**Available data**:
+++

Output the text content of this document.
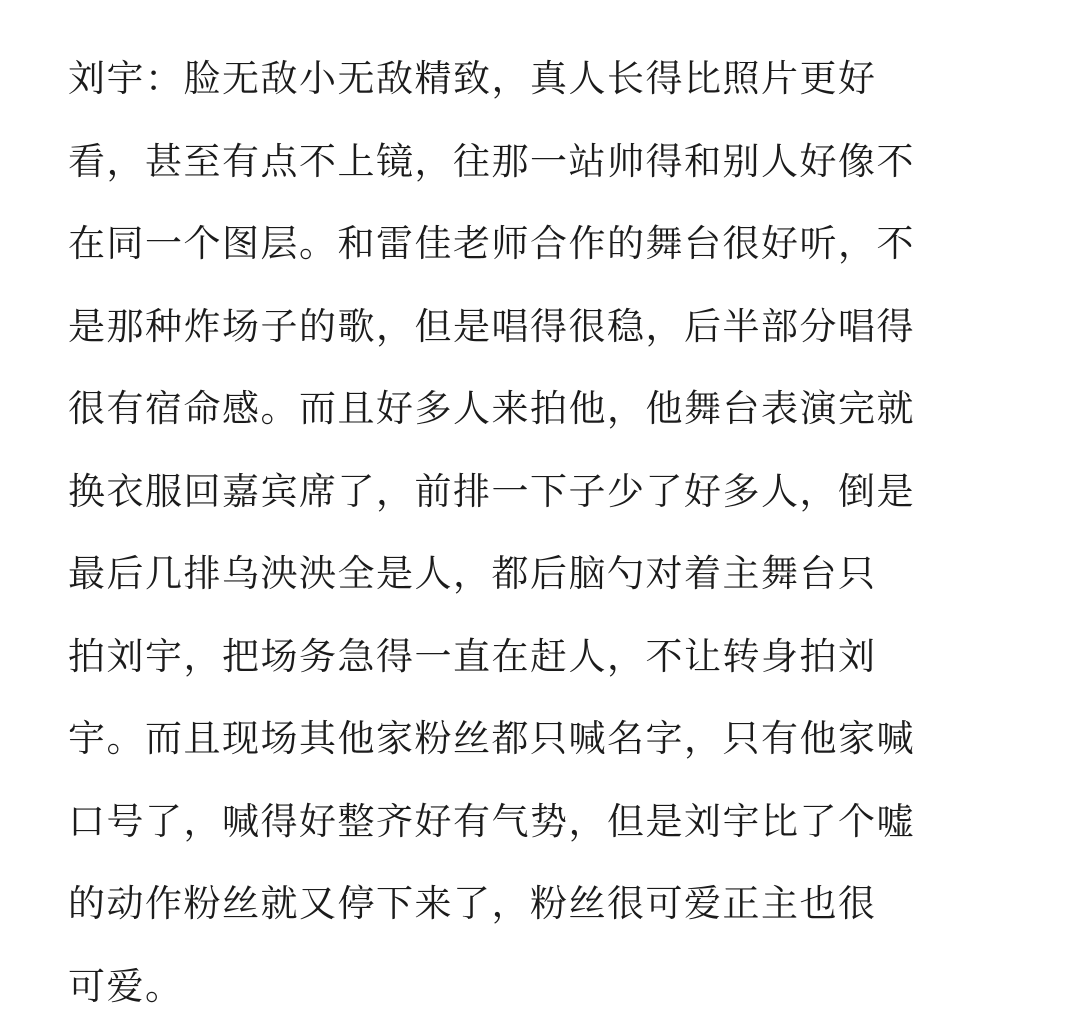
刘宇：脸无敌小无敌精致，真人长得比照片更好
看，甚至有点不上镜，往那一站帅得和别人好像不
在同一个图层。和雷佳老师合作的舞台很好听，不
是那种炸场子的歌，但是唱得很稳，后半部分唱得
很有宿命感。而且好多人来拍他，他舞台表演完就
换衣服回嘉宾席了，前排一下子少了好多人，倒是
最后几排乌泱泱全是人，都后脑勺对着主舞台只
拍刘宇，把场务急得一直在赶人，不让转身拍刘
宇。而且现场其他家粉丝都只喊名字，只有他家喊
口号了，喊得好整齐好有气势，但是刘宇比了个嘘
的动作粉丝就又停下来了，粉丝很可爱正主也很
可爱。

+++

**Problem**:
Write out each line again precisely as it appears, skipping every picture.

**Task answer**:
Output the text content of this document.
刘宇：脸无敌小无敌精致，真人长得比照片更好
看，甚至有点不上镜，往那一站帅得和别人好像不
在同一个图层。和雷佳老师合作的舞台很好听，不
是那种炸场子的歌，但是唱得很稳，后半部分唱得
很有宿命感。而且好多人来拍他，他舞台表演完就
换衣服回嘉宾席了，前排一下子少了好多人，倒是
最后几排乌泱泱全是人，都后脑勺对着主舞台只
拍刘宇，把场务急得一直在赶人，不让转身拍刘
宇。而且现场其他家粉丝都只喊名字，只有他家喊
口号了，喊得好整齐好有气势，但是刘宇比了个嘘
的动作粉丝就又停下来了，粉丝很可爱正主也很
可爱。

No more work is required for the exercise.